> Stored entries
=-=-=
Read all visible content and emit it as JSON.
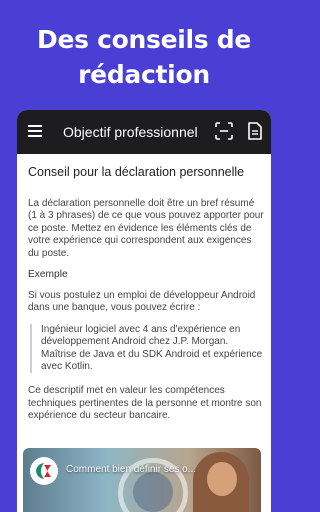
{
  "promo": {
    "title_line1": "Des conseils de",
    "title_line2": "rédaction"
  },
  "appbar": {
    "title": "Objectif professionnel",
    "icons": [
      "menu-icon",
      "scan-icon",
      "document-icon"
    ]
  },
  "article": {
    "heading": "Conseil pour la déclaration personnelle",
    "paragraph1": "La déclaration personnelle doit être un bref résumé (1 à 3 phrases) de ce que vous pouvez apporter pour ce poste. Mettez en évidence les éléments clés de votre expérience qui correspondent aux exigences du poste.",
    "example_label": "Exemple",
    "paragraph2": "Si vous postulez un emploi de développeur Android dans une banque, vous pouvez écrire :",
    "quote": "Ingénieur logiciel avec 4 ans d'expérience en développement Android chez J.P. Morgan. Maîtrise de Java et du SDK Android et expérience avec Kotlin.",
    "paragraph3": "Ce descriptif met en valeur les compétences techniques pertinentes de la personne et montre son expérience du secteur bancaire."
  },
  "video": {
    "title": "Comment bien définir ses o...",
    "channel_logo_text": "CA",
    "channel_color": "#1f8a70",
    "accent_red": "#d9262e"
  },
  "colors": {
    "background": "#4a3fd4",
    "appbar": "#1d1d1f"
  }
}
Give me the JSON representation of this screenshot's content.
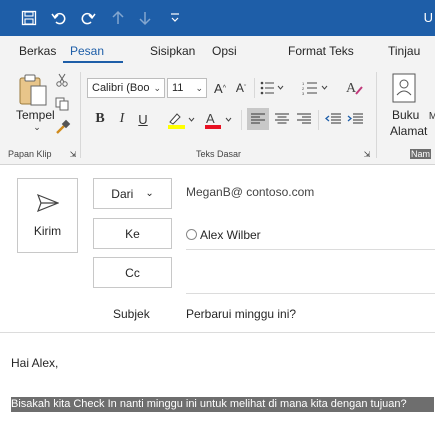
{
  "titlebar": {
    "right_text": "U"
  },
  "tabs": [
    {
      "label": "Berkas"
    },
    {
      "label": "Pesan"
    },
    {
      "label": "Sisipkan"
    },
    {
      "label": "Opsi"
    },
    {
      "label": "Format Teks"
    },
    {
      "label": "Tinjau"
    }
  ],
  "ribbon": {
    "clipboard": {
      "paste_label": "Tempel",
      "group_label": "Papan Klip"
    },
    "basic_text": {
      "font_name": "Calibri (Boo",
      "font_size": "11",
      "group_label": "Teks Dasar"
    },
    "names": {
      "address_book_label_1": "Buku",
      "address_book_label_2": "Alamat",
      "group_label": "Nam"
    }
  },
  "compose": {
    "send_label": "Kirim",
    "from_label": "Dari",
    "from_value": "MeganB@ contoso.com",
    "to_label": "Ke",
    "to_value": "Alex Wilber",
    "cc_label": "Cc",
    "subject_label": "Subjek",
    "subject_value": "Perbarui minggu ini?"
  },
  "body": {
    "greeting": "Hai Alex,",
    "selected_line": "Bisakah kita Check In nanti minggu ini untuk melihat di mana kita dengan tujuan?"
  },
  "colors": {
    "accent": "#1e5ea8",
    "highlight": "#ffff00",
    "font_color": "#e81123",
    "selection": "#6e6e6e"
  }
}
=-=-=
> Task brief
Repeat the data exactly, without the pictures.

> Solution to the problem
Read all visible content and emit it as JSON.
{
  "promo": {
    "title_line1": "Des conseils de",
    "title_line2": "rédaction"
  },
  "appbar": {
    "title": "Objectif professionnel",
    "icons": [
      "menu-icon",
      "scan-icon",
      "document-icon"
    ]
  },
  "article": {
    "heading": "Conseil pour la déclaration personnelle",
    "paragraph1": "La déclaration personnelle doit être un bref résumé (1 à 3 phrases) de ce que vous pouvez apporter pour ce poste. Mettez en évidence les éléments clés de votre expérience qui correspondent aux exigences du poste.",
    "example_label": "Exemple",
    "paragraph2": "Si vous postulez un emploi de développeur Android dans une banque, vous pouvez écrire :",
    "quote": "Ingénieur logiciel avec 4 ans d'expérience en développement Android chez J.P. Morgan. Maîtrise de Java et du SDK Android et expérience avec Kotlin.",
    "paragraph3": "Ce descriptif met en valeur les compétences techniques pertinentes de la personne et montre son expérience du secteur bancaire."
  },
  "video": {
    "title": "Comment bien définir ses o...",
    "channel_logo_text": "CA",
    "channel_color": "#1f8a70",
    "accent_red": "#d9262e"
  },
  "colors": {
    "background": "#4a3fd4",
    "appbar": "#1d1d1f"
  }
}
Give me the JSON representation of this screenshot's content.
{
  "titlebar": {
    "right_text": "U"
  },
  "tabs": [
    {
      "label": "Berkas"
    },
    {
      "label": "Pesan"
    },
    {
      "label": "Sisipkan"
    },
    {
      "label": "Opsi"
    },
    {
      "label": "Format Teks"
    },
    {
      "label": "Tinjau"
    }
  ],
  "ribbon": {
    "clipboard": {
      "paste_label": "Tempel",
      "group_label": "Papan Klip"
    },
    "basic_text": {
      "font_name": "Calibri (Boo",
      "font_size": "11",
      "group_label": "Teks Dasar"
    },
    "names": {
      "address_book_label_1": "Buku",
      "address_book_label_2": "Alamat",
      "group_label": "Nam"
    }
  },
  "compose": {
    "send_label": "Kirim",
    "from_label": "Dari",
    "from_value": "MeganB@ contoso.com",
    "to_label": "Ke",
    "to_value": "Alex Wilber",
    "cc_label": "Cc",
    "subject_label": "Subjek",
    "subject_value": "Perbarui minggu ini?"
  },
  "body": {
    "greeting": "Hai Alex,",
    "selected_line": "Bisakah kita Check In nanti minggu ini untuk melihat di mana kita dengan tujuan?"
  },
  "colors": {
    "accent": "#1e5ea8",
    "highlight": "#ffff00",
    "font_color": "#e81123",
    "selection": "#6e6e6e"
  }
}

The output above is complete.